- **Dataset rows**
---
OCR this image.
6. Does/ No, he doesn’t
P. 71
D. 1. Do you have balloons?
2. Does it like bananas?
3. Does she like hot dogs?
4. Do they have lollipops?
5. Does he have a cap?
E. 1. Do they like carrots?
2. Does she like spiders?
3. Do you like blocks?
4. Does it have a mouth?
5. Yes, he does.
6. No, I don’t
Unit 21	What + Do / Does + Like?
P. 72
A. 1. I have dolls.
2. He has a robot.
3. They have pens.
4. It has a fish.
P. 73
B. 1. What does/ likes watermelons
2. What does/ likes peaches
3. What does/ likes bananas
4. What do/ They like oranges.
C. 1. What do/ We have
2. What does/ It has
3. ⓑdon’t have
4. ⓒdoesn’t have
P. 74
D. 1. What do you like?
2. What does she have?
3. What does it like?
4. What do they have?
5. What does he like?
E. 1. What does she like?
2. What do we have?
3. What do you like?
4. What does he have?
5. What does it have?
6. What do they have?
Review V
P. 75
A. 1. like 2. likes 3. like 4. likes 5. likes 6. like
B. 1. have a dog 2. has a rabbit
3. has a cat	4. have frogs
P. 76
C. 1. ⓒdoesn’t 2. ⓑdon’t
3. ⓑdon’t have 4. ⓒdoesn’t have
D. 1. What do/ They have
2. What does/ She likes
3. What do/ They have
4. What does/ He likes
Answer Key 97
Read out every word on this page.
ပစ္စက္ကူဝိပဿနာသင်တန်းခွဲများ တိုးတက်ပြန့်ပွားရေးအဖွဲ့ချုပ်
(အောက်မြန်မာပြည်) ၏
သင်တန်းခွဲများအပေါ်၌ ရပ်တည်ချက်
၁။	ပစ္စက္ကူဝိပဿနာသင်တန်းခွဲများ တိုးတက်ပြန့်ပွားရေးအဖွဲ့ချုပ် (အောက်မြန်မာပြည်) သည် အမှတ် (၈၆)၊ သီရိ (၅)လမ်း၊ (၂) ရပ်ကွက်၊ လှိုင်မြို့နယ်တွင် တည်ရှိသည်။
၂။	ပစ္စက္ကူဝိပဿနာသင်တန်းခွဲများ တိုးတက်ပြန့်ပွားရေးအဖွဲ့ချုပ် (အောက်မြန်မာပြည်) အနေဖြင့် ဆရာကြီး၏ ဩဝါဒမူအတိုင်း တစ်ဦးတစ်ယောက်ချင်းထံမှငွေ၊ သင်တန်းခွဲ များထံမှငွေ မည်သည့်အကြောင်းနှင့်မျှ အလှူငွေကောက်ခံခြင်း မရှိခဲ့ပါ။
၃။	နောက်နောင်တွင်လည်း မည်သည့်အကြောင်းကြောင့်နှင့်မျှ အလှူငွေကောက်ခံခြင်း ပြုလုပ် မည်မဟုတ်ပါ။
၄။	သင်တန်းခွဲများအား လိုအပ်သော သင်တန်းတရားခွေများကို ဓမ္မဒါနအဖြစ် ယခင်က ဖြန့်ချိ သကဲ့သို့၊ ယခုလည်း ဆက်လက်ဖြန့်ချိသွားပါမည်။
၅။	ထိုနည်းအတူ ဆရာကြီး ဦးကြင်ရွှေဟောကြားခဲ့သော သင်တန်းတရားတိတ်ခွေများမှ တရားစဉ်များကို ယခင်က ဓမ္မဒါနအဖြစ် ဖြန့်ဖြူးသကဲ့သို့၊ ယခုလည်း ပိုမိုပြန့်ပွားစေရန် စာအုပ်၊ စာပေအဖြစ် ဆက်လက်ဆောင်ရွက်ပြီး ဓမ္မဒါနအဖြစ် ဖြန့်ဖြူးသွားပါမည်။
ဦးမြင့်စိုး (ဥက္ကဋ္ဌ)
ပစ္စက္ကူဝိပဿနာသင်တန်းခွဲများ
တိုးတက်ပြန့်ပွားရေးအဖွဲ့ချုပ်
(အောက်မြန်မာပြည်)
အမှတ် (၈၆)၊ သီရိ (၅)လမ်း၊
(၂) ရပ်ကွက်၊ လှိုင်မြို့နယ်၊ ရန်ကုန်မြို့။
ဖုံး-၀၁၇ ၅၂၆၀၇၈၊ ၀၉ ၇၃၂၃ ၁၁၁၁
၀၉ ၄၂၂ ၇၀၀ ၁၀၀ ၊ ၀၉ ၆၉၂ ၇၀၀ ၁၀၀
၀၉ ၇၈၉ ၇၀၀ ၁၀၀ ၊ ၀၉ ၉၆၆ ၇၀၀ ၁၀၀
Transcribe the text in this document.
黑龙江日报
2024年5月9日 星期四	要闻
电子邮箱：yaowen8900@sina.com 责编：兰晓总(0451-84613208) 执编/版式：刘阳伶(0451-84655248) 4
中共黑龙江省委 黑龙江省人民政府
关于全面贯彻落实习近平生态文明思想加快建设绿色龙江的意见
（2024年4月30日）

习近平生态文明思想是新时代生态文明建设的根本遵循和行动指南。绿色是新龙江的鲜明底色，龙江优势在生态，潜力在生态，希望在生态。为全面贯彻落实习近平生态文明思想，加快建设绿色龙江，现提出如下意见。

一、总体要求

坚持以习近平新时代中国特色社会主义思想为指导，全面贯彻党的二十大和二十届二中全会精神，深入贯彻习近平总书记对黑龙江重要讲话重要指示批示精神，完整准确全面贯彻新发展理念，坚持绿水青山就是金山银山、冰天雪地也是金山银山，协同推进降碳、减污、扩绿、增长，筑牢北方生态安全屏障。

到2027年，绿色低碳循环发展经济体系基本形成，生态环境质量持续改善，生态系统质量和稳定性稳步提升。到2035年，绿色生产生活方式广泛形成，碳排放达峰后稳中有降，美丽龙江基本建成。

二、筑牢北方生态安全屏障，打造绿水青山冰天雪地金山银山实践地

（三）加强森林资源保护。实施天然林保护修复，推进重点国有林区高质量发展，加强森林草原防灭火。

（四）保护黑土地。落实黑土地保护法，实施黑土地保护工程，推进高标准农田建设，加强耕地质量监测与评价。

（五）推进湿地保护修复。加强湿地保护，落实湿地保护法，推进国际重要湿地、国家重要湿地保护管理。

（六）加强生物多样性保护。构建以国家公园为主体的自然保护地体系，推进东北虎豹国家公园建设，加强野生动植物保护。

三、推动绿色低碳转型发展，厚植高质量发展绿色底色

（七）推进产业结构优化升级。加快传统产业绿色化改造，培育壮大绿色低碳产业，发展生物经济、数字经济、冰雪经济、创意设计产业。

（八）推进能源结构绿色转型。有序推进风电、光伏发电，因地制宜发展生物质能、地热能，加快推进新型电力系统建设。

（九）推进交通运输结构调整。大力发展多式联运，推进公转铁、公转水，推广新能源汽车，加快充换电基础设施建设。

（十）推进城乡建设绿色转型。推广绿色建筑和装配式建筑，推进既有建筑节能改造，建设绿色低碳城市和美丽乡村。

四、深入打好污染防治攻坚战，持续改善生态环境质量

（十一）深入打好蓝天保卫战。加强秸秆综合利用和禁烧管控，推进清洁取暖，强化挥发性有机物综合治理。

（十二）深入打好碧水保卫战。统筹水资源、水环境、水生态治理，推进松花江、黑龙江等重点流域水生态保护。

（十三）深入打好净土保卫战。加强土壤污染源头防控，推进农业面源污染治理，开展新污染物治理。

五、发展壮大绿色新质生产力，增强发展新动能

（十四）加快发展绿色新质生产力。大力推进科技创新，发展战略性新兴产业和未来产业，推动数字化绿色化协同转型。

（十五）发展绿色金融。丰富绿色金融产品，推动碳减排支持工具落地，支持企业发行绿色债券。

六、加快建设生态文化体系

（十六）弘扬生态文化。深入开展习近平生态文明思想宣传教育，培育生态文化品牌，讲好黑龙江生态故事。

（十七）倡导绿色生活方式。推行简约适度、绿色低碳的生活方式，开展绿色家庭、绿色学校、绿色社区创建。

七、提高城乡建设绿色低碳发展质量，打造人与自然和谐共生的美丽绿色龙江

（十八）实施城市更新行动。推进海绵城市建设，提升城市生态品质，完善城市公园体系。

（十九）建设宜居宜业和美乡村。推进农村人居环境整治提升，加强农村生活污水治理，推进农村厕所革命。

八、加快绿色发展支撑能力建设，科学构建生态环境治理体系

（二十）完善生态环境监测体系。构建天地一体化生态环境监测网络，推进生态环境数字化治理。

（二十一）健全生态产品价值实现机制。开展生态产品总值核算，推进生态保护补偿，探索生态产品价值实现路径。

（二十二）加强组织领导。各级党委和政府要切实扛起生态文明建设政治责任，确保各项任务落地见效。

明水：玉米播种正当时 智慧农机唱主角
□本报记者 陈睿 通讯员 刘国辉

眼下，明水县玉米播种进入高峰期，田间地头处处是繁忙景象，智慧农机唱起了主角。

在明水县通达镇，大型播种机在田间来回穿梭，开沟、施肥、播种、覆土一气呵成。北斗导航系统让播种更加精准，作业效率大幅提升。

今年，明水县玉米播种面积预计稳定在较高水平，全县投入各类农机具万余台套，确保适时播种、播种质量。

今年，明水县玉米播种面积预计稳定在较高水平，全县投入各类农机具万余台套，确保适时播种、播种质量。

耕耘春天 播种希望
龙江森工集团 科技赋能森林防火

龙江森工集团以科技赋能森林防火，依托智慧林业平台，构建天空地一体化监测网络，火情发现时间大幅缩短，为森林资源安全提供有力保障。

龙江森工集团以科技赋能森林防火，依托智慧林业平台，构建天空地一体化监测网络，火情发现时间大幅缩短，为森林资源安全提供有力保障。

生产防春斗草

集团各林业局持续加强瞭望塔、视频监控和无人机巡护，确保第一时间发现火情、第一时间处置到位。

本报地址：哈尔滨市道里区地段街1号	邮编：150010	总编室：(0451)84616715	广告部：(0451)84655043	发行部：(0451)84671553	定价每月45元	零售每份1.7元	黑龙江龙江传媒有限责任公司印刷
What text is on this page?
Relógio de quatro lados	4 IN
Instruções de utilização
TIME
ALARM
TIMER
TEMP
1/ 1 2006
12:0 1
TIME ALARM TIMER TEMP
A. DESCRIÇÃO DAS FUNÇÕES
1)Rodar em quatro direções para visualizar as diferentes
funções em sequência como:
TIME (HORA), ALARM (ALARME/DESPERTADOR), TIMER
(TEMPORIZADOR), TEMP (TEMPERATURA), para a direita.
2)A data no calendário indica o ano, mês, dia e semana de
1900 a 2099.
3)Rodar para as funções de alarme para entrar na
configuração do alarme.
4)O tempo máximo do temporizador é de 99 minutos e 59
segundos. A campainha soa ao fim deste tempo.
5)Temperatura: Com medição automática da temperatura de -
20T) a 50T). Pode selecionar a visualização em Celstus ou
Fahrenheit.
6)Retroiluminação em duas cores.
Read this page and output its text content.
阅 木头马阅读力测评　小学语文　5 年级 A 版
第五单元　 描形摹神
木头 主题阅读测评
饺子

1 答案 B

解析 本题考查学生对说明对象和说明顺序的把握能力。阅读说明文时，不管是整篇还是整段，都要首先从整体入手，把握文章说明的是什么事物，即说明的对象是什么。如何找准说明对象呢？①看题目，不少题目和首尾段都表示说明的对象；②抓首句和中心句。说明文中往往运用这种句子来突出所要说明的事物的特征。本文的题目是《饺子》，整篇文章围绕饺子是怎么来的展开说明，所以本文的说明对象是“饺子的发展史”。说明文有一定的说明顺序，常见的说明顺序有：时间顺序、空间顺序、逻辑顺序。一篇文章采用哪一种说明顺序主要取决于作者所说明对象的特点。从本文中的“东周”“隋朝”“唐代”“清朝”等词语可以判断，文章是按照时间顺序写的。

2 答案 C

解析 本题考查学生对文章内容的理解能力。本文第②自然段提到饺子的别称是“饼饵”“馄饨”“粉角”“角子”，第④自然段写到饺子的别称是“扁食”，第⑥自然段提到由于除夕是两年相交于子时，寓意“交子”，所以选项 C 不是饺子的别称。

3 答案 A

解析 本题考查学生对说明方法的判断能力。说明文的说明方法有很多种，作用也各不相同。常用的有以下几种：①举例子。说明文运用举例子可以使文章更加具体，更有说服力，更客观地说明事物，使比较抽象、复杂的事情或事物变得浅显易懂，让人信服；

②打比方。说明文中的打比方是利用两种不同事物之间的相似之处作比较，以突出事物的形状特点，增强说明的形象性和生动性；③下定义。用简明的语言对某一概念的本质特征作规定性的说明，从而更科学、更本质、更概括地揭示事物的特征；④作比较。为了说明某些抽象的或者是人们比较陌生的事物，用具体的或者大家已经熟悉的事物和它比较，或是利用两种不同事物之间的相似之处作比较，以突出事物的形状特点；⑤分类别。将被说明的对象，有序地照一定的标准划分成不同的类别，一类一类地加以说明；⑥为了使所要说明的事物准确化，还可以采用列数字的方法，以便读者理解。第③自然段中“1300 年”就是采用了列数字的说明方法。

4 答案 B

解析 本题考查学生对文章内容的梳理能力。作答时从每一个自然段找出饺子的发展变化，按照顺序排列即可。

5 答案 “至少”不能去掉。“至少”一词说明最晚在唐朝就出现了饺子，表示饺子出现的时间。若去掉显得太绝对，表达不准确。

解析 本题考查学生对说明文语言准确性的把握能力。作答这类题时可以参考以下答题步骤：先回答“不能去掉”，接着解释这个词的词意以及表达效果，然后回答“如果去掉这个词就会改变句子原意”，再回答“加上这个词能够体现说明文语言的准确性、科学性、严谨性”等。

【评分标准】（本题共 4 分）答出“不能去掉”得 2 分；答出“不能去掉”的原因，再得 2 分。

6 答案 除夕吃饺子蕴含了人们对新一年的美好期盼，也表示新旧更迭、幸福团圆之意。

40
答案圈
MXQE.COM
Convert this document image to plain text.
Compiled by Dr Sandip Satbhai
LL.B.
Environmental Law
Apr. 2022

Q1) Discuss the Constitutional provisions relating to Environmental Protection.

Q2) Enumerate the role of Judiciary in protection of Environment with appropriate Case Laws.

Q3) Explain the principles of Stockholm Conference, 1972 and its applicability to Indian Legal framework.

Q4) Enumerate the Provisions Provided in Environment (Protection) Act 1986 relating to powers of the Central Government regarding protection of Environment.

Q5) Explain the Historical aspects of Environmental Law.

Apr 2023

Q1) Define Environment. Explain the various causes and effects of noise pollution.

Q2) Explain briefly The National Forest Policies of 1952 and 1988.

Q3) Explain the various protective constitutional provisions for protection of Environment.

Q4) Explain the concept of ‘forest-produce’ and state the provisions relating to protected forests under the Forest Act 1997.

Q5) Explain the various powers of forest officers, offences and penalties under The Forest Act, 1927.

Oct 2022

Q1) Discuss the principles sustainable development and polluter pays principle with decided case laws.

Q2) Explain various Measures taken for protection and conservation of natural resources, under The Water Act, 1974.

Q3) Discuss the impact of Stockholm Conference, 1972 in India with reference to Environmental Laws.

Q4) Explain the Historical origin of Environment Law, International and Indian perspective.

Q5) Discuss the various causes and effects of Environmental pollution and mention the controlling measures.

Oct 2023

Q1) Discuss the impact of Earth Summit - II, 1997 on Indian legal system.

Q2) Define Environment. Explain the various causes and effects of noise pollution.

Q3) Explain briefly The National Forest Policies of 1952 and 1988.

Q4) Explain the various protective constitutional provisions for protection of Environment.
---
- **Written instruction**
Pick out every line above that holds the word "powers" and copy it.

- **Output for this exercise**
Q4) Enumerate the Provisions Provided in Environment (Protection) Act 1986 relating to powers of the Central Government regarding protection of Environment.
Q5) Explain the various powers of forest officers, offences and penalties under The Forest Act, 1927.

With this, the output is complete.